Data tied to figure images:
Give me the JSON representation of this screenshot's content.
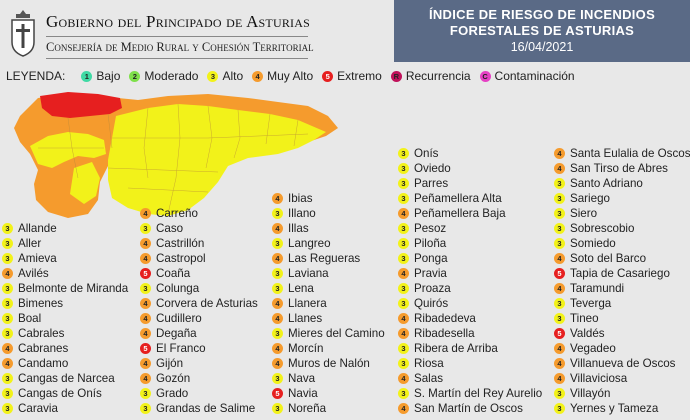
{
  "header": {
    "gov_title": "Gobierno del Principado de Asturias",
    "gov_subtitle": "Consejería de Medio Rural y Cohesión Territorial",
    "title_line1": "ÍNDICE DE RIESGO DE INCENDIOS",
    "title_line2": "FORESTALES DE ASTURIAS",
    "date": "16/04/2021"
  },
  "legend": {
    "label": "LEYENDA:",
    "items": [
      {
        "num": "1",
        "text": "Bajo",
        "color": "#3fd9a4"
      },
      {
        "num": "2",
        "text": "Moderado",
        "color": "#7ee04a"
      },
      {
        "num": "3",
        "text": "Alto",
        "color": "#f2f21a"
      },
      {
        "num": "4",
        "text": "Muy Alto",
        "color": "#f59b2d"
      },
      {
        "num": "5",
        "text": "Extremo",
        "color": "#e61f1f"
      },
      {
        "num": "R",
        "text": "Recurrencia",
        "color": "#c0115a"
      },
      {
        "num": "C",
        "text": "Contaminación",
        "color": "#e640c4"
      }
    ]
  },
  "map": {
    "colors": {
      "extreme": "#e61f1f",
      "very_high": "#f59b2d",
      "high": "#f2f21a"
    }
  },
  "columns": [
    [
      {
        "n": "3",
        "name": "Allande"
      },
      {
        "n": "3",
        "name": "Aller"
      },
      {
        "n": "3",
        "name": "Amieva"
      },
      {
        "n": "4",
        "name": "Avilés"
      },
      {
        "n": "3",
        "name": "Belmonte de Miranda"
      },
      {
        "n": "3",
        "name": "Bimenes"
      },
      {
        "n": "3",
        "name": "Boal"
      },
      {
        "n": "3",
        "name": "Cabrales"
      },
      {
        "n": "4",
        "name": "Cabranes"
      },
      {
        "n": "4",
        "name": "Candamo"
      },
      {
        "n": "3",
        "name": "Cangas de Narcea"
      },
      {
        "n": "3",
        "name": "Cangas de Onís"
      },
      {
        "n": "3",
        "name": "Caravia"
      }
    ],
    [
      {
        "n": "4",
        "name": "Carreño"
      },
      {
        "n": "3",
        "name": "Caso"
      },
      {
        "n": "4",
        "name": "Castrillón"
      },
      {
        "n": "4",
        "name": "Castropol"
      },
      {
        "n": "5",
        "name": "Coaña"
      },
      {
        "n": "3",
        "name": "Colunga"
      },
      {
        "n": "4",
        "name": "Corvera de Asturias"
      },
      {
        "n": "4",
        "name": "Cudillero"
      },
      {
        "n": "4",
        "name": "Degaña"
      },
      {
        "n": "5",
        "name": "El Franco"
      },
      {
        "n": "4",
        "name": "Gijón"
      },
      {
        "n": "4",
        "name": "Gozón"
      },
      {
        "n": "3",
        "name": "Grado"
      },
      {
        "n": "3",
        "name": "Grandas de Salime"
      }
    ],
    [
      {
        "n": "4",
        "name": "Ibias"
      },
      {
        "n": "3",
        "name": "Illano"
      },
      {
        "n": "4",
        "name": "Illas"
      },
      {
        "n": "3",
        "name": "Langreo"
      },
      {
        "n": "4",
        "name": "Las Regueras"
      },
      {
        "n": "3",
        "name": "Laviana"
      },
      {
        "n": "3",
        "name": "Lena"
      },
      {
        "n": "4",
        "name": "Llanera"
      },
      {
        "n": "4",
        "name": "Llanes"
      },
      {
        "n": "3",
        "name": "Mieres del Camino"
      },
      {
        "n": "4",
        "name": "Morcín"
      },
      {
        "n": "4",
        "name": "Muros de Nalón"
      },
      {
        "n": "3",
        "name": "Nava"
      },
      {
        "n": "5",
        "name": "Navia"
      },
      {
        "n": "3",
        "name": "Noreña"
      }
    ],
    [
      {
        "n": "3",
        "name": "Onís"
      },
      {
        "n": "3",
        "name": "Oviedo"
      },
      {
        "n": "3",
        "name": "Parres"
      },
      {
        "n": "3",
        "name": "Peñamellera Alta"
      },
      {
        "n": "4",
        "name": "Peñamellera Baja"
      },
      {
        "n": "3",
        "name": "Pesoz"
      },
      {
        "n": "3",
        "name": "Piloña"
      },
      {
        "n": "3",
        "name": "Ponga"
      },
      {
        "n": "4",
        "name": "Pravia"
      },
      {
        "n": "3",
        "name": "Proaza"
      },
      {
        "n": "3",
        "name": "Quirós"
      },
      {
        "n": "4",
        "name": "Ribadedeva"
      },
      {
        "n": "4",
        "name": "Ribadesella"
      },
      {
        "n": "3",
        "name": "Ribera de Arriba"
      },
      {
        "n": "3",
        "name": "Riosa"
      },
      {
        "n": "4",
        "name": "Salas"
      },
      {
        "n": "3",
        "name": "S. Martín del Rey Aurelio"
      },
      {
        "n": "4",
        "name": "San Martín de Oscos"
      }
    ],
    [
      {
        "n": "4",
        "name": "Santa Eulalia de Oscos"
      },
      {
        "n": "4",
        "name": "San Tirso de Abres"
      },
      {
        "n": "3",
        "name": "Santo Adriano"
      },
      {
        "n": "3",
        "name": "Sariego"
      },
      {
        "n": "3",
        "name": "Siero"
      },
      {
        "n": "3",
        "name": "Sobrescobio"
      },
      {
        "n": "3",
        "name": "Somiedo"
      },
      {
        "n": "4",
        "name": "Soto del Barco"
      },
      {
        "n": "5",
        "name": "Tapia de Casariego"
      },
      {
        "n": "4",
        "name": "Taramundi"
      },
      {
        "n": "3",
        "name": "Teverga"
      },
      {
        "n": "3",
        "name": "Tineo"
      },
      {
        "n": "5",
        "name": "Valdés"
      },
      {
        "n": "4",
        "name": "Vegadeo"
      },
      {
        "n": "4",
        "name": "Villanueva de Oscos"
      },
      {
        "n": "4",
        "name": "Villaviciosa"
      },
      {
        "n": "3",
        "name": "Villayón"
      },
      {
        "n": "3",
        "name": "Yernes y Tameza"
      }
    ]
  ]
}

TASK INSTRUCTIONS: Without the pictures, copy the material exactly as given.

FULL RESPONSE:
Give me the JSON representation of this screenshot's content.
{
  "header": {
    "gov_title": "Gobierno del Principado de Asturias",
    "gov_subtitle": "Consejería de Medio Rural y Cohesión Territorial",
    "title_line1": "ÍNDICE DE RIESGO DE INCENDIOS",
    "title_line2": "FORESTALES DE ASTURIAS",
    "date": "16/04/2021"
  },
  "legend": {
    "label": "LEYENDA:",
    "items": [
      {
        "num": "1",
        "text": "Bajo",
        "color": "#3fd9a4"
      },
      {
        "num": "2",
        "text": "Moderado",
        "color": "#7ee04a"
      },
      {
        "num": "3",
        "text": "Alto",
        "color": "#f2f21a"
      },
      {
        "num": "4",
        "text": "Muy Alto",
        "color": "#f59b2d"
      },
      {
        "num": "5",
        "text": "Extremo",
        "color": "#e61f1f"
      },
      {
        "num": "R",
        "text": "Recurrencia",
        "color": "#c0115a"
      },
      {
        "num": "C",
        "text": "Contaminación",
        "color": "#e640c4"
      }
    ]
  },
  "map": {
    "colors": {
      "extreme": "#e61f1f",
      "very_high": "#f59b2d",
      "high": "#f2f21a"
    }
  },
  "columns": [
    [
      {
        "n": "3",
        "name": "Allande"
      },
      {
        "n": "3",
        "name": "Aller"
      },
      {
        "n": "3",
        "name": "Amieva"
      },
      {
        "n": "4",
        "name": "Avilés"
      },
      {
        "n": "3",
        "name": "Belmonte de Miranda"
      },
      {
        "n": "3",
        "name": "Bimenes"
      },
      {
        "n": "3",
        "name": "Boal"
      },
      {
        "n": "3",
        "name": "Cabrales"
      },
      {
        "n": "4",
        "name": "Cabranes"
      },
      {
        "n": "4",
        "name": "Candamo"
      },
      {
        "n": "3",
        "name": "Cangas de Narcea"
      },
      {
        "n": "3",
        "name": "Cangas de Onís"
      },
      {
        "n": "3",
        "name": "Caravia"
      }
    ],
    [
      {
        "n": "4",
        "name": "Carreño"
      },
      {
        "n": "3",
        "name": "Caso"
      },
      {
        "n": "4",
        "name": "Castrillón"
      },
      {
        "n": "4",
        "name": "Castropol"
      },
      {
        "n": "5",
        "name": "Coaña"
      },
      {
        "n": "3",
        "name": "Colunga"
      },
      {
        "n": "4",
        "name": "Corvera de Asturias"
      },
      {
        "n": "4",
        "name": "Cudillero"
      },
      {
        "n": "4",
        "name": "Degaña"
      },
      {
        "n": "5",
        "name": "El Franco"
      },
      {
        "n": "4",
        "name": "Gijón"
      },
      {
        "n": "4",
        "name": "Gozón"
      },
      {
        "n": "3",
        "name": "Grado"
      },
      {
        "n": "3",
        "name": "Grandas de Salime"
      }
    ],
    [
      {
        "n": "4",
        "name": "Ibias"
      },
      {
        "n": "3",
        "name": "Illano"
      },
      {
        "n": "4",
        "name": "Illas"
      },
      {
        "n": "3",
        "name": "Langreo"
      },
      {
        "n": "4",
        "name": "Las Regueras"
      },
      {
        "n": "3",
        "name": "Laviana"
      },
      {
        "n": "3",
        "name": "Lena"
      },
      {
        "n": "4",
        "name": "Llanera"
      },
      {
        "n": "4",
        "name": "Llanes"
      },
      {
        "n": "3",
        "name": "Mieres del Camino"
      },
      {
        "n": "4",
        "name": "Morcín"
      },
      {
        "n": "4",
        "name": "Muros de Nalón"
      },
      {
        "n": "3",
        "name": "Nava"
      },
      {
        "n": "5",
        "name": "Navia"
      },
      {
        "n": "3",
        "name": "Noreña"
      }
    ],
    [
      {
        "n": "3",
        "name": "Onís"
      },
      {
        "n": "3",
        "name": "Oviedo"
      },
      {
        "n": "3",
        "name": "Parres"
      },
      {
        "n": "3",
        "name": "Peñamellera Alta"
      },
      {
        "n": "4",
        "name": "Peñamellera Baja"
      },
      {
        "n": "3",
        "name": "Pesoz"
      },
      {
        "n": "3",
        "name": "Piloña"
      },
      {
        "n": "3",
        "name": "Ponga"
      },
      {
        "n": "4",
        "name": "Pravia"
      },
      {
        "n": "3",
        "name": "Proaza"
      },
      {
        "n": "3",
        "name": "Quirós"
      },
      {
        "n": "4",
        "name": "Ribadedeva"
      },
      {
        "n": "4",
        "name": "Ribadesella"
      },
      {
        "n": "3",
        "name": "Ribera de Arriba"
      },
      {
        "n": "3",
        "name": "Riosa"
      },
      {
        "n": "4",
        "name": "Salas"
      },
      {
        "n": "3",
        "name": "S. Martín del Rey Aurelio"
      },
      {
        "n": "4",
        "name": "San Martín de Oscos"
      }
    ],
    [
      {
        "n": "4",
        "name": "Santa Eulalia de Oscos"
      },
      {
        "n": "4",
        "name": "San Tirso de Abres"
      },
      {
        "n": "3",
        "name": "Santo Adriano"
      },
      {
        "n": "3",
        "name": "Sariego"
      },
      {
        "n": "3",
        "name": "Siero"
      },
      {
        "n": "3",
        "name": "Sobrescobio"
      },
      {
        "n": "3",
        "name": "Somiedo"
      },
      {
        "n": "4",
        "name": "Soto del Barco"
      },
      {
        "n": "5",
        "name": "Tapia de Casariego"
      },
      {
        "n": "4",
        "name": "Taramundi"
      },
      {
        "n": "3",
        "name": "Teverga"
      },
      {
        "n": "3",
        "name": "Tineo"
      },
      {
        "n": "5",
        "name": "Valdés"
      },
      {
        "n": "4",
        "name": "Vegadeo"
      },
      {
        "n": "4",
        "name": "Villanueva de Oscos"
      },
      {
        "n": "4",
        "name": "Villaviciosa"
      },
      {
        "n": "3",
        "name": "Villayón"
      },
      {
        "n": "3",
        "name": "Yernes y Tameza"
      }
    ]
  ]
}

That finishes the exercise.